What you will do: Search the data below for "screenshot"; list each line that holds it.

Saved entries
◇ ◇ ◇
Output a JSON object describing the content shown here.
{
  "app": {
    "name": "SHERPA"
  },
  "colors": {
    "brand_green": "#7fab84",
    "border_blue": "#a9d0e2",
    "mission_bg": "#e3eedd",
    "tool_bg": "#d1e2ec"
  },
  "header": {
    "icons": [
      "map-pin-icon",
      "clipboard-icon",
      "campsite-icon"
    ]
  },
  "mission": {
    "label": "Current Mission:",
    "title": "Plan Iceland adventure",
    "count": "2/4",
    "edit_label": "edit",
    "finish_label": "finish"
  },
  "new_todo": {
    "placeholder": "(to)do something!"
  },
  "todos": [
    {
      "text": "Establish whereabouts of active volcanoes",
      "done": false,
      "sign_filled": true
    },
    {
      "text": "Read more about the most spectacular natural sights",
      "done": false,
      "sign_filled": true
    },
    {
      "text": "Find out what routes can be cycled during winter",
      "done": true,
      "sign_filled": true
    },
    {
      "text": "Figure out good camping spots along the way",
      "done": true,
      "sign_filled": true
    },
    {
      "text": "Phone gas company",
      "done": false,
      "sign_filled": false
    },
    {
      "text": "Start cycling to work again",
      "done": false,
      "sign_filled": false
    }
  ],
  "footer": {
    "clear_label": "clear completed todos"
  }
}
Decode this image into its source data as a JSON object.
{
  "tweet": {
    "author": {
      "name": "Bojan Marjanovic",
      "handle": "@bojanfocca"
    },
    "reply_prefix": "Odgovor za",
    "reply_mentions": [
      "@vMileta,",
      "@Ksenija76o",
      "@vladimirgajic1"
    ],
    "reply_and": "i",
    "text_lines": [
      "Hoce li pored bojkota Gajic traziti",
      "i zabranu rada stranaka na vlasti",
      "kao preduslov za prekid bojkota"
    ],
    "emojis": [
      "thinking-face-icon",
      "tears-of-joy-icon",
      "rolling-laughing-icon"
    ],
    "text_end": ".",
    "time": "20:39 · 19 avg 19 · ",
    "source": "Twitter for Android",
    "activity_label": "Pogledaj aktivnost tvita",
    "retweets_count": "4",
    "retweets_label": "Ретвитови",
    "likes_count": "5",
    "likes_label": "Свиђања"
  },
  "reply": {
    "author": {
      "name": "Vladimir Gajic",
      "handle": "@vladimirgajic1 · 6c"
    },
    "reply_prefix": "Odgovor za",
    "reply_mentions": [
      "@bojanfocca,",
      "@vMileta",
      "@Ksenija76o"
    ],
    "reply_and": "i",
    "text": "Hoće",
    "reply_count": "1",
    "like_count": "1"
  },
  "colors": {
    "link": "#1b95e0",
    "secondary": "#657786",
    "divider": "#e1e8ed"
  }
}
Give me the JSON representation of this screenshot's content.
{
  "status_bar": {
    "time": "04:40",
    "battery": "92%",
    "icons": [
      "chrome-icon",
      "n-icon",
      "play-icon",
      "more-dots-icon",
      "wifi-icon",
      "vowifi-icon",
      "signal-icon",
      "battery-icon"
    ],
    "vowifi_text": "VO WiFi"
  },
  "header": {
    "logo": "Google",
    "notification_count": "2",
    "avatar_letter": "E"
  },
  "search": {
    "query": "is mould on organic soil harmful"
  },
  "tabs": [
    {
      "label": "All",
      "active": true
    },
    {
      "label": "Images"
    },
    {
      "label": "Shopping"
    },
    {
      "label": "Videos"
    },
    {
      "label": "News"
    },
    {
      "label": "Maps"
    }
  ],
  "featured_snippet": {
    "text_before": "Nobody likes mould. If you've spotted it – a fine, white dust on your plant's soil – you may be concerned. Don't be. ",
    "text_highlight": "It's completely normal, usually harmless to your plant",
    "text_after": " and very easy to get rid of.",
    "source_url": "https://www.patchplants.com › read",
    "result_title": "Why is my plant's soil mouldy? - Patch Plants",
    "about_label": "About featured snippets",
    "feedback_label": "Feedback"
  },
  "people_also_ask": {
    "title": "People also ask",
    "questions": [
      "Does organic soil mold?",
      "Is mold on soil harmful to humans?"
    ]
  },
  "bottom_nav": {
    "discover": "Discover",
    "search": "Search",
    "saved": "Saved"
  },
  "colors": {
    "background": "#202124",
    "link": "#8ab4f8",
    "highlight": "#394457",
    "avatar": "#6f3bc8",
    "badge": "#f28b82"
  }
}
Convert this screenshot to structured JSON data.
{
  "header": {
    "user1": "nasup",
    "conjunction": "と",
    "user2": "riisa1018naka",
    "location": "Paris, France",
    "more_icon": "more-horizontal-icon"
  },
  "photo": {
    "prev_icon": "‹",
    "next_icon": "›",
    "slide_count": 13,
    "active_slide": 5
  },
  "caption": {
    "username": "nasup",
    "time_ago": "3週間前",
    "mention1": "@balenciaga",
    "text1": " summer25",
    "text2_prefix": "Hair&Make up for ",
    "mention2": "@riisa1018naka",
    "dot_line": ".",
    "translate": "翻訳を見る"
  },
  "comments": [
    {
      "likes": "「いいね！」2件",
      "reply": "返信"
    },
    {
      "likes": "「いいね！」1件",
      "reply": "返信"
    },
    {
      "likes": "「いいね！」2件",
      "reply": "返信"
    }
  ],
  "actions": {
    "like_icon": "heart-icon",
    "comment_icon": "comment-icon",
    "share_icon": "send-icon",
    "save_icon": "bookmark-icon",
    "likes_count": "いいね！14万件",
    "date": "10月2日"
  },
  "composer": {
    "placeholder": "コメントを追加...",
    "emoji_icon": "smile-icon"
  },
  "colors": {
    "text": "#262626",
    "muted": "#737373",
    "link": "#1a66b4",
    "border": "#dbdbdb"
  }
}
◇ ◇ ◇
Expected output:
Give me the JSON representation of this screenshot's content.
Convert this screenshot to structured JSON data.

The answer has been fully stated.